----- Data extract

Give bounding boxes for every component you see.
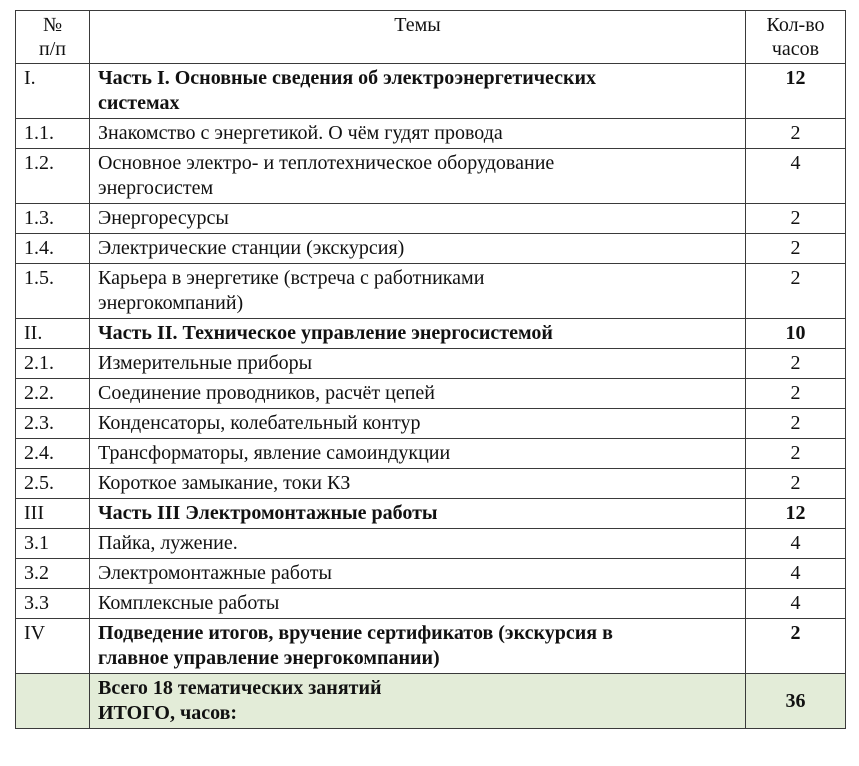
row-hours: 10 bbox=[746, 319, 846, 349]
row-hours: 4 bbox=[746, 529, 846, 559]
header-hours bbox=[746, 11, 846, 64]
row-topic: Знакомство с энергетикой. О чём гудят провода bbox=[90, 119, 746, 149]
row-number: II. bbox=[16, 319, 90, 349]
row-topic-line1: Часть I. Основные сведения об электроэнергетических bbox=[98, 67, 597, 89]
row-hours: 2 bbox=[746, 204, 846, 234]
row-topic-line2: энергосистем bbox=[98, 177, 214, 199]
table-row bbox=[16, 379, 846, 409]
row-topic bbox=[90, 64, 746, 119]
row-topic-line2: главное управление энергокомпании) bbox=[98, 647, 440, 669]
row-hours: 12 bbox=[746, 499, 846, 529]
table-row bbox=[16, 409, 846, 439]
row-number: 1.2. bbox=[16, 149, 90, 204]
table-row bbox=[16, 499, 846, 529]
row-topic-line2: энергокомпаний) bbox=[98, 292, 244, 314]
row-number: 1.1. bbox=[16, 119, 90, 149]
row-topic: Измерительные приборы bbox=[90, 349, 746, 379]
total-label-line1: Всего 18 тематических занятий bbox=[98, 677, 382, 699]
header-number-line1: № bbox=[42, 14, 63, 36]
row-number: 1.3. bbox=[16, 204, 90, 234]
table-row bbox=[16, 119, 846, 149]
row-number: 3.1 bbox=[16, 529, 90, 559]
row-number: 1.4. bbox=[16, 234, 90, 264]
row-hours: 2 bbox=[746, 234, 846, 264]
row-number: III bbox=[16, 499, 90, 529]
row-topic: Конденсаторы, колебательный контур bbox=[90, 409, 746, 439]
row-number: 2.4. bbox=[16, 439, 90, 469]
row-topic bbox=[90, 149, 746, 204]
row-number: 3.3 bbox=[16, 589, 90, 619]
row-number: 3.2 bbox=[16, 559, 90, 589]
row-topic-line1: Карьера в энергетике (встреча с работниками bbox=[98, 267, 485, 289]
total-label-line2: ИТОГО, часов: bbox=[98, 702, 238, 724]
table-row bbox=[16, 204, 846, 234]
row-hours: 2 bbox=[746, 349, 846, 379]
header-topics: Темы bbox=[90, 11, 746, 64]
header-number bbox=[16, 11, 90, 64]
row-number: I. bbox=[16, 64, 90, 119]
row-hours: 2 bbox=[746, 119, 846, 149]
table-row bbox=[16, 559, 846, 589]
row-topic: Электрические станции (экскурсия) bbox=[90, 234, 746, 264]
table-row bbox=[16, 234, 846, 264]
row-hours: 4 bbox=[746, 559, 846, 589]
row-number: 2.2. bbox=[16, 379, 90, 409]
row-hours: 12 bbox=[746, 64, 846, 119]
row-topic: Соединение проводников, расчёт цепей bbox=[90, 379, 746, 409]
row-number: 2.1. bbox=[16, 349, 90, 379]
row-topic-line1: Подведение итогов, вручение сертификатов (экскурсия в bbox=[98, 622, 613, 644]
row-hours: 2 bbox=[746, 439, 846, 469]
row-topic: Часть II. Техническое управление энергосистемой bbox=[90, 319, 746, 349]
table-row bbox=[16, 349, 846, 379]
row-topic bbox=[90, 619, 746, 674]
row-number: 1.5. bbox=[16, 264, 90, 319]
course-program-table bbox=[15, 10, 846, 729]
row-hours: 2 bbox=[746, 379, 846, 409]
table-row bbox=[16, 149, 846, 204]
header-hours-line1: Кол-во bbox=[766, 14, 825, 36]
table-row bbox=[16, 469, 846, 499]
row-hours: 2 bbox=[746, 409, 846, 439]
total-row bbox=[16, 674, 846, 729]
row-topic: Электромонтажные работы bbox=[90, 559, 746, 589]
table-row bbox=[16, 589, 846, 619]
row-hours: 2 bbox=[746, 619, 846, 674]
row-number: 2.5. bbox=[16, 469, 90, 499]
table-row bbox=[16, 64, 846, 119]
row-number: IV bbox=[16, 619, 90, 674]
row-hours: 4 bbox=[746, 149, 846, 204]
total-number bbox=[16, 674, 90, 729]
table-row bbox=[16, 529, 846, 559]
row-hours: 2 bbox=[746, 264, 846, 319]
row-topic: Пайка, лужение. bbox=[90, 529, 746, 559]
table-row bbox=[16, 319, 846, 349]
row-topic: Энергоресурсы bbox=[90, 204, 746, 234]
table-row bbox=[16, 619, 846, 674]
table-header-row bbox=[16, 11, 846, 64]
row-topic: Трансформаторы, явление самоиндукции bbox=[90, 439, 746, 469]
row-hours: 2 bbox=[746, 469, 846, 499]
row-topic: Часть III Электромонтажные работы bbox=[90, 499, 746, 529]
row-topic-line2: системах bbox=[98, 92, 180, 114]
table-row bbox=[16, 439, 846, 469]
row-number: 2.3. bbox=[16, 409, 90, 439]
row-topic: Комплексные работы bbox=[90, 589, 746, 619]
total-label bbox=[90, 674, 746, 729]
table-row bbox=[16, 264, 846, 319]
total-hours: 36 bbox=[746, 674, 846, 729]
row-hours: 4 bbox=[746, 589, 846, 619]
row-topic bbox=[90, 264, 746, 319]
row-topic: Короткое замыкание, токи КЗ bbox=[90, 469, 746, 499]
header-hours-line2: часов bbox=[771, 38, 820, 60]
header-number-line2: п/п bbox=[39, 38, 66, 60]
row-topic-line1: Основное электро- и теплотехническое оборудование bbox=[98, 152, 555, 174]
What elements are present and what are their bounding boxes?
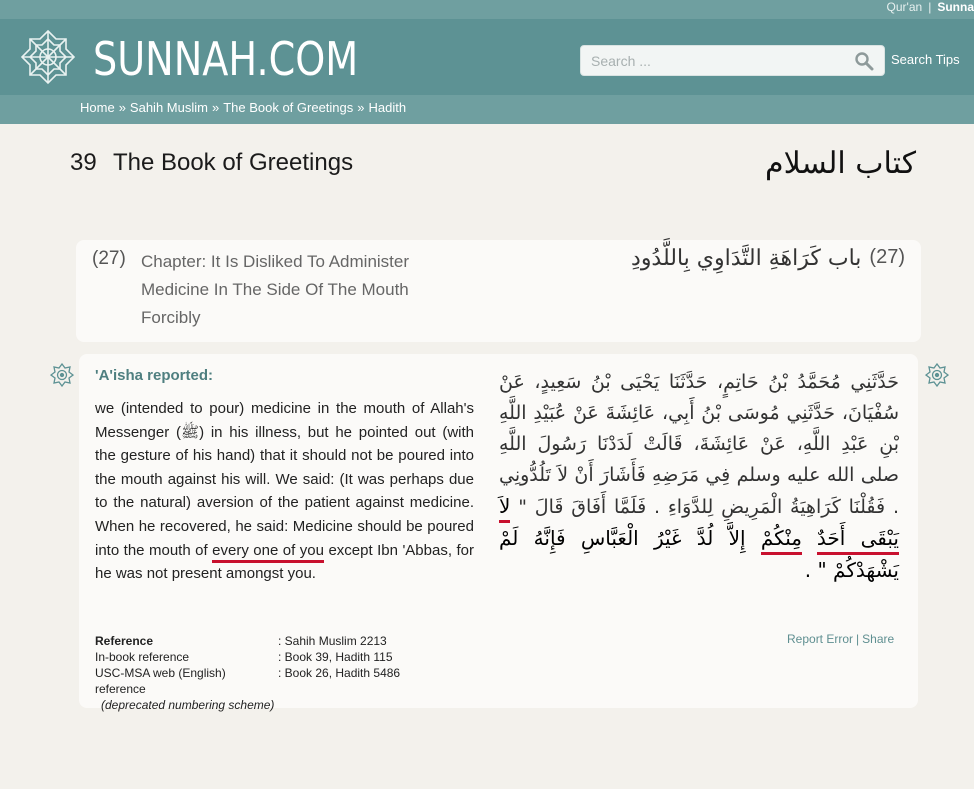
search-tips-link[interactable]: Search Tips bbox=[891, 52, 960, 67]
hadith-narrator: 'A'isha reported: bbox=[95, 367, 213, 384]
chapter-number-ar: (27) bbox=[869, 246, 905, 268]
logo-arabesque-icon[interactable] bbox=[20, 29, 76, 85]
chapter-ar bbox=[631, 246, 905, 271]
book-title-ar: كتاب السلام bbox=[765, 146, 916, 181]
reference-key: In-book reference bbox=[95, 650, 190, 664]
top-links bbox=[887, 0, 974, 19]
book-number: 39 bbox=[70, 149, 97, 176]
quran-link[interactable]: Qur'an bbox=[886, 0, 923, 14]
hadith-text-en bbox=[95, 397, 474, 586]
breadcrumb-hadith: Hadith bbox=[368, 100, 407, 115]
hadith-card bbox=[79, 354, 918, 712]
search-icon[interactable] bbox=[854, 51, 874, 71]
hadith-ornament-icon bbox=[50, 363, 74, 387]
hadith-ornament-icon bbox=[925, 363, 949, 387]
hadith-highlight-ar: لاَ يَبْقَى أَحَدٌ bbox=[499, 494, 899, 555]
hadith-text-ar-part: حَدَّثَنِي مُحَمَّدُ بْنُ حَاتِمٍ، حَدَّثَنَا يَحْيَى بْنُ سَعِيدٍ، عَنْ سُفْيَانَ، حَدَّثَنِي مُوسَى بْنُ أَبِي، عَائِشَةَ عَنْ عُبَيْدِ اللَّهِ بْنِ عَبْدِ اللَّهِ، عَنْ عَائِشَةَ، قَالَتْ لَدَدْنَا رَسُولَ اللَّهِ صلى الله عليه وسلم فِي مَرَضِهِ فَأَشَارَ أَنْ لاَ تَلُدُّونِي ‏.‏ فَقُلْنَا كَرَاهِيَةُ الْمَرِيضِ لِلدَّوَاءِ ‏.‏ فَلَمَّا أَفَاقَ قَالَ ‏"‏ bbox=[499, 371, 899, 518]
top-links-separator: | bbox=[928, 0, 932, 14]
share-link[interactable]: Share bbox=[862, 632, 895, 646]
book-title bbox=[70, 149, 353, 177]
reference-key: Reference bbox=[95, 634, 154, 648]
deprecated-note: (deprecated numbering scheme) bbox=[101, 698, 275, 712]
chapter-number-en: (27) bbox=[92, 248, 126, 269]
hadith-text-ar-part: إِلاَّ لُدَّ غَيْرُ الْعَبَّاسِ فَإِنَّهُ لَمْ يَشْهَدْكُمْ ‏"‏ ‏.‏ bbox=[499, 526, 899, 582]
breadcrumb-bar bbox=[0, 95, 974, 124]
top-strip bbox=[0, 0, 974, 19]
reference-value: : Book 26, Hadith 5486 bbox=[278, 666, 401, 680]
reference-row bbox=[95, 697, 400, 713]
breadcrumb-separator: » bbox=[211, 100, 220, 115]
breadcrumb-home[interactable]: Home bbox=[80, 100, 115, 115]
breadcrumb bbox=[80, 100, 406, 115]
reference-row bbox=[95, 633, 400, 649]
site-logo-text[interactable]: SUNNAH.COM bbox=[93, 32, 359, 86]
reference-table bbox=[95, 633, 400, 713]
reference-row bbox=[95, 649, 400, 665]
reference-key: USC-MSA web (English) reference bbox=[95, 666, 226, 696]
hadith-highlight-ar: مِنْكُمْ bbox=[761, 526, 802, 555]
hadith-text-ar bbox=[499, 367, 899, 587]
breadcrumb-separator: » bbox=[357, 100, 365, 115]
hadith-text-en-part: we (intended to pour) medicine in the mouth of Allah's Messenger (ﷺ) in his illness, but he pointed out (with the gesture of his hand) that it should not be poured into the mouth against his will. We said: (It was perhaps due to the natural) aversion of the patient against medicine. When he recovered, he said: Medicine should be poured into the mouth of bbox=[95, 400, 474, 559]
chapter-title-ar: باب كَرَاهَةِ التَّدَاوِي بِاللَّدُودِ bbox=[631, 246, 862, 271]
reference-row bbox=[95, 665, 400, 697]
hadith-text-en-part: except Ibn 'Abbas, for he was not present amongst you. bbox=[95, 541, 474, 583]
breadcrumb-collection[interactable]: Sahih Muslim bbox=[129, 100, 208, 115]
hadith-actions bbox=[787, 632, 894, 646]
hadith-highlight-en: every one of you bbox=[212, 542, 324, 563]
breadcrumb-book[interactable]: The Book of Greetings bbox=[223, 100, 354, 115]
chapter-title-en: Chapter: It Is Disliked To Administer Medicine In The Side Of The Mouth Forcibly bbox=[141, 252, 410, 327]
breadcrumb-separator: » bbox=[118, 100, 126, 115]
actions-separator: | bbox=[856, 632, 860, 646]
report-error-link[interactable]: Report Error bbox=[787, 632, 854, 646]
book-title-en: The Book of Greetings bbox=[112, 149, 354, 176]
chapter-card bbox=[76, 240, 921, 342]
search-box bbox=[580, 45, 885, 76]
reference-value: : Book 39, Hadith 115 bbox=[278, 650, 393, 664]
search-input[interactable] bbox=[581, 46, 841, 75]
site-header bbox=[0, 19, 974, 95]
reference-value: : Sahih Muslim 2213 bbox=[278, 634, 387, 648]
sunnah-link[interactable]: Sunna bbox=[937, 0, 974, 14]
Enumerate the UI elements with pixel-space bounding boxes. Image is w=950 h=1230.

----------

• _Directive_
Rewrite the lines starting at "search-tips-link[interactable]: Search Tips" and ending at "hadith-highlight-ar: لاَ يَبْقَى", swapping "hadith-ornament-icon" for "hadith-decoration-icon" and leaving everything else unchanged. Give only those lines.

• _Solution to the problem_
search-tips-link[interactable]: Search Tips bbox=[891, 52, 960, 67]
hadith-narrator: 'A'isha reported: bbox=[95, 367, 213, 384]
chapter-number-ar: (27) bbox=[869, 246, 905, 268]
logo-arabesque-icon[interactable] bbox=[20, 29, 76, 85]
chapter-ar bbox=[631, 246, 905, 271]
book-title-ar: كتاب السلام bbox=[765, 146, 916, 181]
reference-key: In-book reference bbox=[95, 650, 190, 664]
top-links bbox=[887, 0, 974, 19]
book-number: 39 bbox=[70, 149, 97, 176]
quran-link[interactable]: Qur'an bbox=[886, 0, 923, 14]
hadith-text-en bbox=[95, 397, 474, 586]
breadcrumb-hadith: Hadith bbox=[368, 100, 407, 115]
hadith-card bbox=[79, 354, 918, 712]
search-icon[interactable] bbox=[854, 51, 874, 71]
hadith-decoration-icon bbox=[50, 363, 74, 387]
hadith-decoration-icon bbox=[925, 363, 949, 387]
hadith-highlight-ar: لاَ يَبْقَى أَحَدٌ bbox=[499, 494, 899, 555]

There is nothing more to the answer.